* _RECORDS FOR PROCESSING_:
════════════════

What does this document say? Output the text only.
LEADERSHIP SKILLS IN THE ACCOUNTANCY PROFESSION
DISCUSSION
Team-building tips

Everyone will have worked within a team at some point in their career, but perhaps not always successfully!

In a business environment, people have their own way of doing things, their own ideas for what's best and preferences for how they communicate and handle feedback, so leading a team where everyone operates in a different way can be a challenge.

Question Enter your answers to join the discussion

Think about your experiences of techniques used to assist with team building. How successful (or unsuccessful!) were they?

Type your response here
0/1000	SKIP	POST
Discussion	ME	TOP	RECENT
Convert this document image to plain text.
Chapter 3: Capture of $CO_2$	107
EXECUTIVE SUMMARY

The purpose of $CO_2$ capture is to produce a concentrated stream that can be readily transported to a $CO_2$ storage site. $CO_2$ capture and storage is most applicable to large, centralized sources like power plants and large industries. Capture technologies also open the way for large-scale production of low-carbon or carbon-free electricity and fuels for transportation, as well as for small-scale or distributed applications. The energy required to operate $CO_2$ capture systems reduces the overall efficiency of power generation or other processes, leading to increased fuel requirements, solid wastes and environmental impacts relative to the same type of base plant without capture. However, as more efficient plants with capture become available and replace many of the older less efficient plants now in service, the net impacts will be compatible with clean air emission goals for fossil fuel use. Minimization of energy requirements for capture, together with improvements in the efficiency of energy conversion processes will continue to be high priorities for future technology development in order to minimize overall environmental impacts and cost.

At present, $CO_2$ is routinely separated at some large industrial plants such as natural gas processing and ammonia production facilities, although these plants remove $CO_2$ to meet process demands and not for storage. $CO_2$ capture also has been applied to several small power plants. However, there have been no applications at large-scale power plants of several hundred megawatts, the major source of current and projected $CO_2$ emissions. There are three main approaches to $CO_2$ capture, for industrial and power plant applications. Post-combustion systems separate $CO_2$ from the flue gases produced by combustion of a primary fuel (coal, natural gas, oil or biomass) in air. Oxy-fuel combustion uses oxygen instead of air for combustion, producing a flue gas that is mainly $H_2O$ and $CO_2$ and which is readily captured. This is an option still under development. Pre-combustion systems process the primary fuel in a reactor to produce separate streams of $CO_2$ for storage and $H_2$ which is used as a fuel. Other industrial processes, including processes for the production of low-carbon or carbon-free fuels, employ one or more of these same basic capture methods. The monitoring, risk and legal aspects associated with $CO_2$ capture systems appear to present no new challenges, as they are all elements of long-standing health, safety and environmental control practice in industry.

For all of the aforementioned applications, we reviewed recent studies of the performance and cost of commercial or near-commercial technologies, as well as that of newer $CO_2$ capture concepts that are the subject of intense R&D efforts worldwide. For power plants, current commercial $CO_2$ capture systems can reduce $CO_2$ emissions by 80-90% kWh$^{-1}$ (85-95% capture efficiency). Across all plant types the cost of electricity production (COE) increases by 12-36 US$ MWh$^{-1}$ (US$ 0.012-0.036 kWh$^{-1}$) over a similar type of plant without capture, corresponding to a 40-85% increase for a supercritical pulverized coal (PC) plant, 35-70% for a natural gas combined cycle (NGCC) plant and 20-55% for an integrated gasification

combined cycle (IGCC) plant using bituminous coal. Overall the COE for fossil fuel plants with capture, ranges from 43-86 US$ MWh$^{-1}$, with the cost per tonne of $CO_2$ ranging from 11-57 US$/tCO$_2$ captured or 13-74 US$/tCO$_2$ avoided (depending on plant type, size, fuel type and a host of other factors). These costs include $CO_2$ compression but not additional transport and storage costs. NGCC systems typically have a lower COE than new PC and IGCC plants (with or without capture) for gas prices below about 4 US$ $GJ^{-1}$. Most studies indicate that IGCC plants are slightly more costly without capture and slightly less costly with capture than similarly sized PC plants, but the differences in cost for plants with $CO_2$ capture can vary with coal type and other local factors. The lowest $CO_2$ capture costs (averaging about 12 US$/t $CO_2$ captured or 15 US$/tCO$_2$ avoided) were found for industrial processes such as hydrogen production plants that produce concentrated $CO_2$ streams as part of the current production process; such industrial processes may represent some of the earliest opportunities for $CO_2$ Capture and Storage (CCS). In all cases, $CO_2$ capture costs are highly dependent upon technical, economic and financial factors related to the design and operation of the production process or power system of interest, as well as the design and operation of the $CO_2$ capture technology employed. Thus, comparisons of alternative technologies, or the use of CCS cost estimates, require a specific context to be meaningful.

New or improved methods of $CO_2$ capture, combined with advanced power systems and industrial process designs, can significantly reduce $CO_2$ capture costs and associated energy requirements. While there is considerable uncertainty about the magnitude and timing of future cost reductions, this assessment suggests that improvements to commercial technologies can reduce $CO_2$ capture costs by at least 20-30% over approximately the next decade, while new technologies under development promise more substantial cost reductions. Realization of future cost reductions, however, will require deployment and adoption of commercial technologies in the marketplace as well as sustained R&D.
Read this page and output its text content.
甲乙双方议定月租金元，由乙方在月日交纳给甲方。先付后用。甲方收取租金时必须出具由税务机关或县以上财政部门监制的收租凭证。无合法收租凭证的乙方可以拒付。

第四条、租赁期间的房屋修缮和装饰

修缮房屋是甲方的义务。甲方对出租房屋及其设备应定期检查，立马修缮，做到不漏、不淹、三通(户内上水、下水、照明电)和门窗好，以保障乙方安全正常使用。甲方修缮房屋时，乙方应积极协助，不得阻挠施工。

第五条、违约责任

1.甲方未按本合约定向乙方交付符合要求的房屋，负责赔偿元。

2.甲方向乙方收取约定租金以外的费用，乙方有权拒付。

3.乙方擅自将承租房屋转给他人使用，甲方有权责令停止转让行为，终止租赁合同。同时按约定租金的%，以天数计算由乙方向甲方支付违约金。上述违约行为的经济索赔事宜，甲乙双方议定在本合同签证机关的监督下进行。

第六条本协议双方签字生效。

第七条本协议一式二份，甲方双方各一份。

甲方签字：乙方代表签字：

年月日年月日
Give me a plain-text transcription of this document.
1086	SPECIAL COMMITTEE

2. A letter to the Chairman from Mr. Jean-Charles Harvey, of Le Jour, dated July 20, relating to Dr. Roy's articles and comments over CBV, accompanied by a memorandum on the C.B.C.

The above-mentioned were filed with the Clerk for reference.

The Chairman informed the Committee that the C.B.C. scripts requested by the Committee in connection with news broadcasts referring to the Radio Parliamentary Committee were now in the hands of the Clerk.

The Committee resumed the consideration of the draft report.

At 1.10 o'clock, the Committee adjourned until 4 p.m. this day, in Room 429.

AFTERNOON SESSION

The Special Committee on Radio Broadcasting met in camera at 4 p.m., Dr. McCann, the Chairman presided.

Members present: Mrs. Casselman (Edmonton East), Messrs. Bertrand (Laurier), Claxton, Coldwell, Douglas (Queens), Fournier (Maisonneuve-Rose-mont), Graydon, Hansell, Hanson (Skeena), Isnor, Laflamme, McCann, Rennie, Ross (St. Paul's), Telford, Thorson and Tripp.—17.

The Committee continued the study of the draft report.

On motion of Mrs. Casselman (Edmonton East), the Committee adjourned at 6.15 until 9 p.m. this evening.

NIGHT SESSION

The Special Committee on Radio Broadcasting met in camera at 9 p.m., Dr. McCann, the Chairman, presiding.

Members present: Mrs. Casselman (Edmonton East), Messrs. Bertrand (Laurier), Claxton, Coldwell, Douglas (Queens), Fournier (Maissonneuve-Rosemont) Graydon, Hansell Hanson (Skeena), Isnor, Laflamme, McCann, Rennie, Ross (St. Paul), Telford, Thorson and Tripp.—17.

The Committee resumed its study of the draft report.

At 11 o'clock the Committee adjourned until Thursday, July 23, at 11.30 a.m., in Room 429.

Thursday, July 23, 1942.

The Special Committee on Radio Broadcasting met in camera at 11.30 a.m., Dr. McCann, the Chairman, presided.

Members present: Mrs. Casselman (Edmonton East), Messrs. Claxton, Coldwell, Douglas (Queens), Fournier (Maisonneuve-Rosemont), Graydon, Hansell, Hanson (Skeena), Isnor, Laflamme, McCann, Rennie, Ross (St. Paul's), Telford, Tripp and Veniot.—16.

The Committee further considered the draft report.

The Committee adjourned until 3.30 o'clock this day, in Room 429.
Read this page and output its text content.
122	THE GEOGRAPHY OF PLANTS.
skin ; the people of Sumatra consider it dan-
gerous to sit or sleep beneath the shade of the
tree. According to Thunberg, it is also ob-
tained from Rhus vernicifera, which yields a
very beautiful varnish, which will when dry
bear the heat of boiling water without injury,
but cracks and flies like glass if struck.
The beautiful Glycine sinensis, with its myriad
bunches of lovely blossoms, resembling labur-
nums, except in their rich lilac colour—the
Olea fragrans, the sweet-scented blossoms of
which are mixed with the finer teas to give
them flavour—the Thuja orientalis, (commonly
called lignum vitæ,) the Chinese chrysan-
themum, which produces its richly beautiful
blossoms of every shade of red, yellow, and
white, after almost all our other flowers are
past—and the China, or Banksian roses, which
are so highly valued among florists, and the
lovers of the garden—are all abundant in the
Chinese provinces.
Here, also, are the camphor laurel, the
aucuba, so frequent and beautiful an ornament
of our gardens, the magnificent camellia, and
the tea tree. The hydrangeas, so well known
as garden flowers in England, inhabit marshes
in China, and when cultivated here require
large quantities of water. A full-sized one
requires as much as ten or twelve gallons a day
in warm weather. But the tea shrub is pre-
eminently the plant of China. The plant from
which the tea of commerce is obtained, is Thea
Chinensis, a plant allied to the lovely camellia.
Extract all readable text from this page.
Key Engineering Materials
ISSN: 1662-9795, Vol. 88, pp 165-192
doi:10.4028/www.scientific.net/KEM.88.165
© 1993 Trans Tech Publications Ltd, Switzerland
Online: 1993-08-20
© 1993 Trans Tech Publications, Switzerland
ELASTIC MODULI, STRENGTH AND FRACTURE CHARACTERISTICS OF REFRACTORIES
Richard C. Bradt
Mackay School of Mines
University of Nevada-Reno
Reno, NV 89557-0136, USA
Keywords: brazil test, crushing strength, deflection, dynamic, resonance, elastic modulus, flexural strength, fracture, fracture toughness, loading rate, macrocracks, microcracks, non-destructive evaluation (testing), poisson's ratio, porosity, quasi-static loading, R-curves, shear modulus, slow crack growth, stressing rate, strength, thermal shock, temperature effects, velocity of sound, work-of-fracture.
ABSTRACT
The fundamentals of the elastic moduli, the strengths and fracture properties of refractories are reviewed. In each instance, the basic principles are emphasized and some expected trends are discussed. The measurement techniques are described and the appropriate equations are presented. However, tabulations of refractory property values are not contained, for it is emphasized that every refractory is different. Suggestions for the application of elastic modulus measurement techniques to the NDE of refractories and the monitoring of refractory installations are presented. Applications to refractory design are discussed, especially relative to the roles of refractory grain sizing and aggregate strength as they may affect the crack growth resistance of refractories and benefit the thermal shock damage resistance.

════════════════

Read the entries and pick out all lines that include the word "Maisonneuve".

Members present: Mrs. Casselman (Edmonton East), Messrs. Bertrand (Laurier), Claxton, Coldwell, Douglas (Queens), Fournier (Maisonneuve-Rose-mont), Graydon, Hansell, Hanson (Skeena), Isnor, Laflamme, McCann, Rennie, Ross (St. Paul's), Telford, Thorson and Tripp.—17.
Members present: Mrs. Casselman (Edmonton East), Messrs. Claxton, Coldwell, Douglas (Queens), Fournier (Maisonneuve-Rosemont), Graydon, Hansell, Hanson (Skeena), Isnor, Laflamme, McCann, Rennie, Ross (St. Paul's), Telford, Tripp and Veniot.—16.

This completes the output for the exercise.